* **Task brief**
An exact copy of all the data is required, with pictures left out.
— BEGIN Materials provided —
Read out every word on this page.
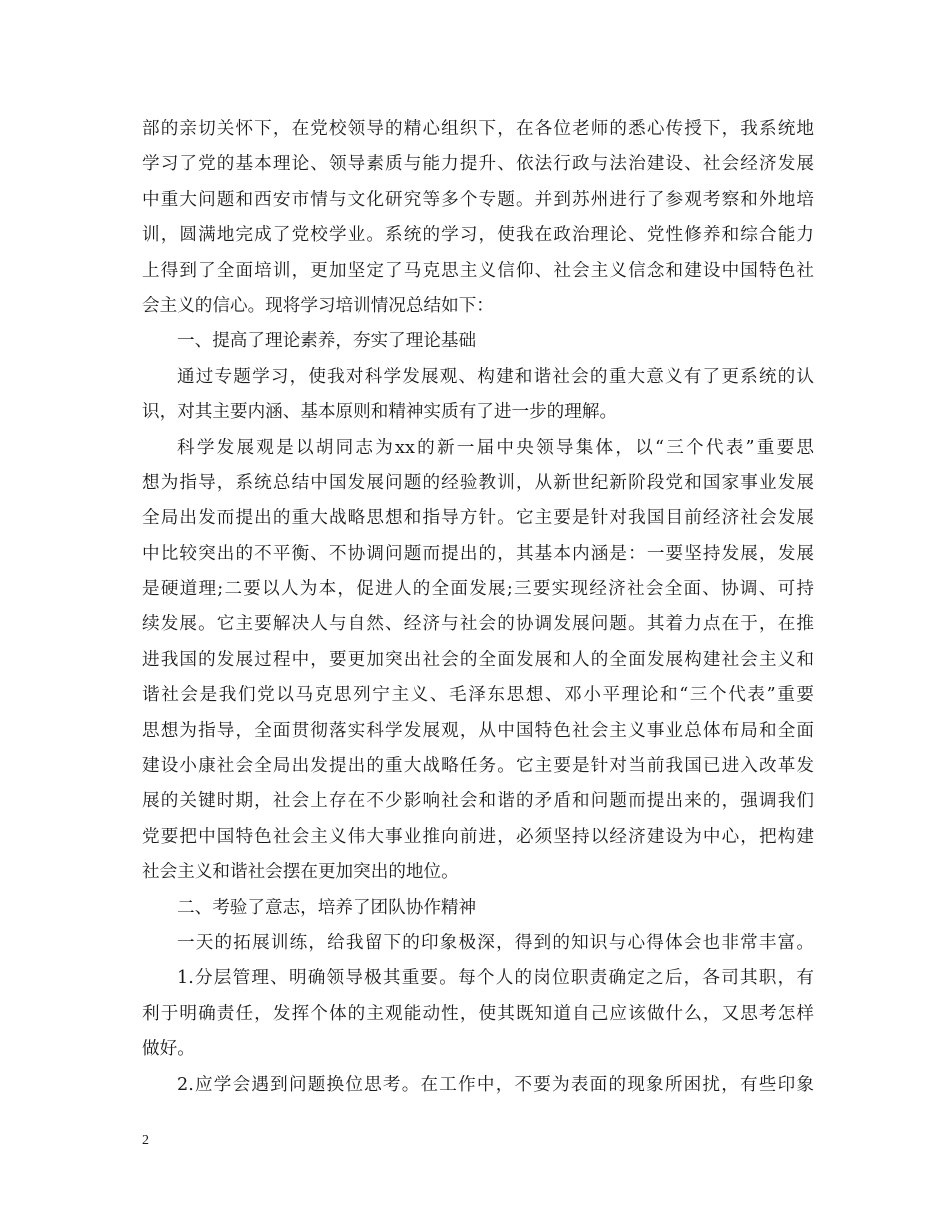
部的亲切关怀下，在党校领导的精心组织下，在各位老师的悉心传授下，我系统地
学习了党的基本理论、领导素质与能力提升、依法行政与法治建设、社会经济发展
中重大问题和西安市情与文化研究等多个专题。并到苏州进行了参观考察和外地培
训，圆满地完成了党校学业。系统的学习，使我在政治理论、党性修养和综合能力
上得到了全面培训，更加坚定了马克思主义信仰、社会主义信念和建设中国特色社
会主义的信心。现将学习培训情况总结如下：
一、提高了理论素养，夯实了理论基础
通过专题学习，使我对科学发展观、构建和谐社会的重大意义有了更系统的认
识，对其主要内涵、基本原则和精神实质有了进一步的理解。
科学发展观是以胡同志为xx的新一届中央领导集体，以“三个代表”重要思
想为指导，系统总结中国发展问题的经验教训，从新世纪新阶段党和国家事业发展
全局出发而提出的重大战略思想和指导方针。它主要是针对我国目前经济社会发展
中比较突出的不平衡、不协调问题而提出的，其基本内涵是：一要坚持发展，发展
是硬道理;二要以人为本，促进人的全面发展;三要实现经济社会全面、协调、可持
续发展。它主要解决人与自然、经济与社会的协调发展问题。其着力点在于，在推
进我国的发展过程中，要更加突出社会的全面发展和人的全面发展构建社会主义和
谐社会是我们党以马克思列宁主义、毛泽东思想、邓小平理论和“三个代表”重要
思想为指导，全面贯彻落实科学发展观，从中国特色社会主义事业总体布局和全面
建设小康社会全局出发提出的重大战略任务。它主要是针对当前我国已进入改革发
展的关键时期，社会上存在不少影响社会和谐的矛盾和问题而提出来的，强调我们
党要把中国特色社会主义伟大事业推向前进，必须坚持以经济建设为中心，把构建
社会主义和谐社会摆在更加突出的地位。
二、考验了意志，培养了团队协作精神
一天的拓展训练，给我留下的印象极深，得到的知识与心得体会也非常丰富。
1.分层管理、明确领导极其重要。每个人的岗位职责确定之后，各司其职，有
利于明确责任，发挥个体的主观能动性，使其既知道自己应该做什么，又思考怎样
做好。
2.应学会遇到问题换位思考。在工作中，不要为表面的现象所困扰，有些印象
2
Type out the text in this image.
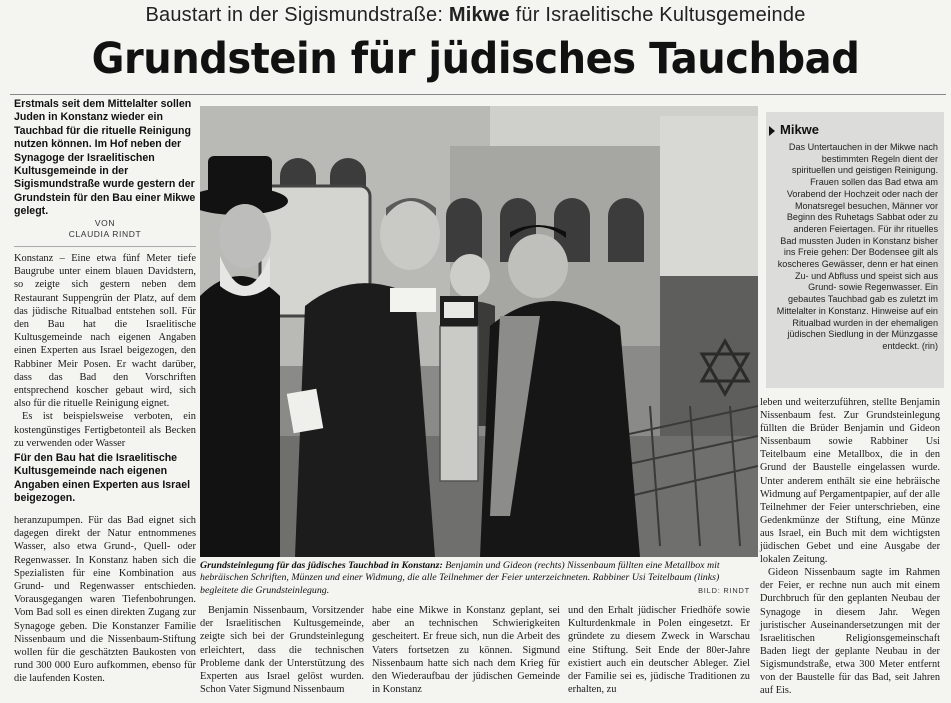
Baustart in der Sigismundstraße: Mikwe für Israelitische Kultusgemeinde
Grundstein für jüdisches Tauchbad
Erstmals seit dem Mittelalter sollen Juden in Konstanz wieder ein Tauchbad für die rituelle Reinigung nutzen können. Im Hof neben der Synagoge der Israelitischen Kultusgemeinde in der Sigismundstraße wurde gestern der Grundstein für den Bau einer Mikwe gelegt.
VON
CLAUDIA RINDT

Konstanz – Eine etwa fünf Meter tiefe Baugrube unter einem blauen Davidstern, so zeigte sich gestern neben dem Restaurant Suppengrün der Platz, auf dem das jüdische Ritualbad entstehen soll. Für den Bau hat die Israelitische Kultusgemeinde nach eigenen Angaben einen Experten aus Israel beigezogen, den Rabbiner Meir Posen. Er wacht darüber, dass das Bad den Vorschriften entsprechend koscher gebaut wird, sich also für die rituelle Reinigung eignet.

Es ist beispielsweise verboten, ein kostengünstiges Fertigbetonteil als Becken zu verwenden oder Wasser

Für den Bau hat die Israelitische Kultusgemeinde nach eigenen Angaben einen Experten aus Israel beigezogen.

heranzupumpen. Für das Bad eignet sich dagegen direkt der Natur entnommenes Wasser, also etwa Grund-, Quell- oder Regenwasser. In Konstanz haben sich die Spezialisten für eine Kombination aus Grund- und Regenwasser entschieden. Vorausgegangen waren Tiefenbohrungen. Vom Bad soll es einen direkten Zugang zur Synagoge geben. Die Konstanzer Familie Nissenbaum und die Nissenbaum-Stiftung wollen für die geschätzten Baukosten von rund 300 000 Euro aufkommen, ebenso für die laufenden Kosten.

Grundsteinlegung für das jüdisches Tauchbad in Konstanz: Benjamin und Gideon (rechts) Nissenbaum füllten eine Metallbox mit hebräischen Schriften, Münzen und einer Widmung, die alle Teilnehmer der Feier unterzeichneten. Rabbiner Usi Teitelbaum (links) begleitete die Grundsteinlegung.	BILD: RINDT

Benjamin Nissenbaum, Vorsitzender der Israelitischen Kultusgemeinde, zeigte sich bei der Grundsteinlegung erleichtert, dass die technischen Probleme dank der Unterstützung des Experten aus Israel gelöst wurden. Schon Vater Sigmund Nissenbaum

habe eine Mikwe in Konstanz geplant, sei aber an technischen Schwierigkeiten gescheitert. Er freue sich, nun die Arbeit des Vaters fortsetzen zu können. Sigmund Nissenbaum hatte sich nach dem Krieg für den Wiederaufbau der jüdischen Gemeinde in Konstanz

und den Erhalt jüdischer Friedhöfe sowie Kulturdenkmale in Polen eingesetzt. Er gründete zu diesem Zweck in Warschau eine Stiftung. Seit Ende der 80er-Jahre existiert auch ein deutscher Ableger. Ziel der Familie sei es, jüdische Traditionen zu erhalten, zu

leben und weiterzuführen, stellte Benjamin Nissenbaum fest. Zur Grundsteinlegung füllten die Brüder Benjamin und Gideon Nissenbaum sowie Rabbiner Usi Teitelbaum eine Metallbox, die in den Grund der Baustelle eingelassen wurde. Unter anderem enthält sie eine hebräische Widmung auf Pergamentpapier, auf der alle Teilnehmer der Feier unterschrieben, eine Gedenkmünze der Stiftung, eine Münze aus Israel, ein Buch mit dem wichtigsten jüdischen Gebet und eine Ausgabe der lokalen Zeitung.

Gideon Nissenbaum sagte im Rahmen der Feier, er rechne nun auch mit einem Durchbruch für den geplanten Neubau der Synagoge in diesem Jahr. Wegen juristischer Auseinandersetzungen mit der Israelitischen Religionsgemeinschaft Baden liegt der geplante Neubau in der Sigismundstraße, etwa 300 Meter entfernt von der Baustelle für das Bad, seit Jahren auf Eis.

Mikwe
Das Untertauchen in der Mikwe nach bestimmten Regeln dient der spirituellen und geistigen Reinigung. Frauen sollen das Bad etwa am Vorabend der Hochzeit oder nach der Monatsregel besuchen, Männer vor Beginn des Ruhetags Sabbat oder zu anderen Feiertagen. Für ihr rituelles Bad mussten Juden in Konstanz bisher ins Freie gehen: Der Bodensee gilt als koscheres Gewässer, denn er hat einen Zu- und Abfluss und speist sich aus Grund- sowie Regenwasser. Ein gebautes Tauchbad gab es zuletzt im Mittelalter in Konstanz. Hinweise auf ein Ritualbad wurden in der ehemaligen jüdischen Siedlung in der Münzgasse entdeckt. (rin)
— END Materials provided —
* **Finished answer**
Read out every word on this page.
部的亲切关怀下，在党校领导的精心组织下，在各位老师的悉心传授下，我系统地
学习了党的基本理论、领导素质与能力提升、依法行政与法治建设、社会经济发展
中重大问题和西安市情与文化研究等多个专题。并到苏州进行了参观考察和外地培
训，圆满地完成了党校学业。系统的学习，使我在政治理论、党性修养和综合能力
上得到了全面培训，更加坚定了马克思主义信仰、社会主义信念和建设中国特色社
会主义的信心。现将学习培训情况总结如下：
一、提高了理论素养，夯实了理论基础
通过专题学习，使我对科学发展观、构建和谐社会的重大意义有了更系统的认
识，对其主要内涵、基本原则和精神实质有了进一步的理解。
科学发展观是以胡同志为xx的新一届中央领导集体，以“三个代表”重要思
想为指导，系统总结中国发展问题的经验教训，从新世纪新阶段党和国家事业发展
全局出发而提出的重大战略思想和指导方针。它主要是针对我国目前经济社会发展
中比较突出的不平衡、不协调问题而提出的，其基本内涵是：一要坚持发展，发展
是硬道理;二要以人为本，促进人的全面发展;三要实现经济社会全面、协调、可持
续发展。它主要解决人与自然、经济与社会的协调发展问题。其着力点在于，在推
进我国的发展过程中，要更加突出社会的全面发展和人的全面发展构建社会主义和
谐社会是我们党以马克思列宁主义、毛泽东思想、邓小平理论和“三个代表”重要
思想为指导，全面贯彻落实科学发展观，从中国特色社会主义事业总体布局和全面
建设小康社会全局出发提出的重大战略任务。它主要是针对当前我国已进入改革发
展的关键时期，社会上存在不少影响社会和谐的矛盾和问题而提出来的，强调我们
党要把中国特色社会主义伟大事业推向前进，必须坚持以经济建设为中心，把构建
社会主义和谐社会摆在更加突出的地位。
二、考验了意志，培养了团队协作精神
一天的拓展训练，给我留下的印象极深，得到的知识与心得体会也非常丰富。
1.分层管理、明确领导极其重要。每个人的岗位职责确定之后，各司其职，有
利于明确责任，发挥个体的主观能动性，使其既知道自己应该做什么，又思考怎样
做好。
2.应学会遇到问题换位思考。在工作中，不要为表面的现象所困扰，有些印象
2
Type out the text in this image.
Baustart in der Sigismundstraße: Mikwe für Israelitische Kultusgemeinde
Grundstein für jüdisches Tauchbad
Erstmals seit dem Mittelalter sollen Juden in Konstanz wieder ein Tauchbad für die rituelle Reinigung nutzen können. Im Hof neben der Synagoge der Israelitischen Kultusgemeinde in der Sigismundstraße wurde gestern der Grundstein für den Bau einer Mikwe gelegt.
VON
CLAUDIA RINDT

Konstanz – Eine etwa fünf Meter tiefe Baugrube unter einem blauen Davidstern, so zeigte sich gestern neben dem Restaurant Suppengrün der Platz, auf dem das jüdische Ritualbad entstehen soll. Für den Bau hat die Israelitische Kultusgemeinde nach eigenen Angaben einen Experten aus Israel beigezogen, den Rabbiner Meir Posen. Er wacht darüber, dass das Bad den Vorschriften entsprechend koscher gebaut wird, sich also für die rituelle Reinigung eignet.

Es ist beispielsweise verboten, ein kostengünstiges Fertigbetonteil als Becken zu verwenden oder Wasser

Für den Bau hat die Israelitische Kultusgemeinde nach eigenen Angaben einen Experten aus Israel beigezogen.

heranzupumpen. Für das Bad eignet sich dagegen direkt der Natur entnommenes Wasser, also etwa Grund-, Quell- oder Regenwasser. In Konstanz haben sich die Spezialisten für eine Kombination aus Grund- und Regenwasser entschieden. Vorausgegangen waren Tiefenbohrungen. Vom Bad soll es einen direkten Zugang zur Synagoge geben. Die Konstanzer Familie Nissenbaum und die Nissenbaum-Stiftung wollen für die geschätzten Baukosten von rund 300 000 Euro aufkommen, ebenso für die laufenden Kosten.

Grundsteinlegung für das jüdisches Tauchbad in Konstanz: Benjamin und Gideon (rechts) Nissenbaum füllten eine Metallbox mit hebräischen Schriften, Münzen und einer Widmung, die alle Teilnehmer der Feier unterzeichneten. Rabbiner Usi Teitelbaum (links) begleitete die Grundsteinlegung.	BILD: RINDT

Benjamin Nissenbaum, Vorsitzender der Israelitischen Kultusgemeinde, zeigte sich bei der Grundsteinlegung erleichtert, dass die technischen Probleme dank der Unterstützung des Experten aus Israel gelöst wurden. Schon Vater Sigmund Nissenbaum

habe eine Mikwe in Konstanz geplant, sei aber an technischen Schwierigkeiten gescheitert. Er freue sich, nun die Arbeit des Vaters fortsetzen zu können. Sigmund Nissenbaum hatte sich nach dem Krieg für den Wiederaufbau der jüdischen Gemeinde in Konstanz

und den Erhalt jüdischer Friedhöfe sowie Kulturdenkmale in Polen eingesetzt. Er gründete zu diesem Zweck in Warschau eine Stiftung. Seit Ende der 80er-Jahre existiert auch ein deutscher Ableger. Ziel der Familie sei es, jüdische Traditionen zu erhalten, zu

leben und weiterzuführen, stellte Benjamin Nissenbaum fest. Zur Grundsteinlegung füllten die Brüder Benjamin und Gideon Nissenbaum sowie Rabbiner Usi Teitelbaum eine Metallbox, die in den Grund der Baustelle eingelassen wurde. Unter anderem enthält sie eine hebräische Widmung auf Pergamentpapier, auf der alle Teilnehmer der Feier unterschrieben, eine Gedenkmünze der Stiftung, eine Münze aus Israel, ein Buch mit dem wichtigsten jüdischen Gebet und eine Ausgabe der lokalen Zeitung.

Gideon Nissenbaum sagte im Rahmen der Feier, er rechne nun auch mit einem Durchbruch für den geplanten Neubau der Synagoge in diesem Jahr. Wegen juristischer Auseinandersetzungen mit der Israelitischen Religionsgemeinschaft Baden liegt der geplante Neubau in der Sigismundstraße, etwa 300 Meter entfernt von der Baustelle für das Bad, seit Jahren auf Eis.

Mikwe
Das Untertauchen in der Mikwe nach bestimmten Regeln dient der spirituellen und geistigen Reinigung. Frauen sollen das Bad etwa am Vorabend der Hochzeit oder nach der Monatsregel besuchen, Männer vor Beginn des Ruhetags Sabbat oder zu anderen Feiertagen. Für ihr rituelles Bad mussten Juden in Konstanz bisher ins Freie gehen: Der Bodensee gilt als koscheres Gewässer, denn er hat einen Zu- und Abfluss und speist sich aus Grund- sowie Regenwasser. Ein gebautes Tauchbad gab es zuletzt im Mittelalter in Konstanz. Hinweise auf ein Ritualbad wurden in der ehemaligen jüdischen Siedlung in der Münzgasse entdeckt. (rin)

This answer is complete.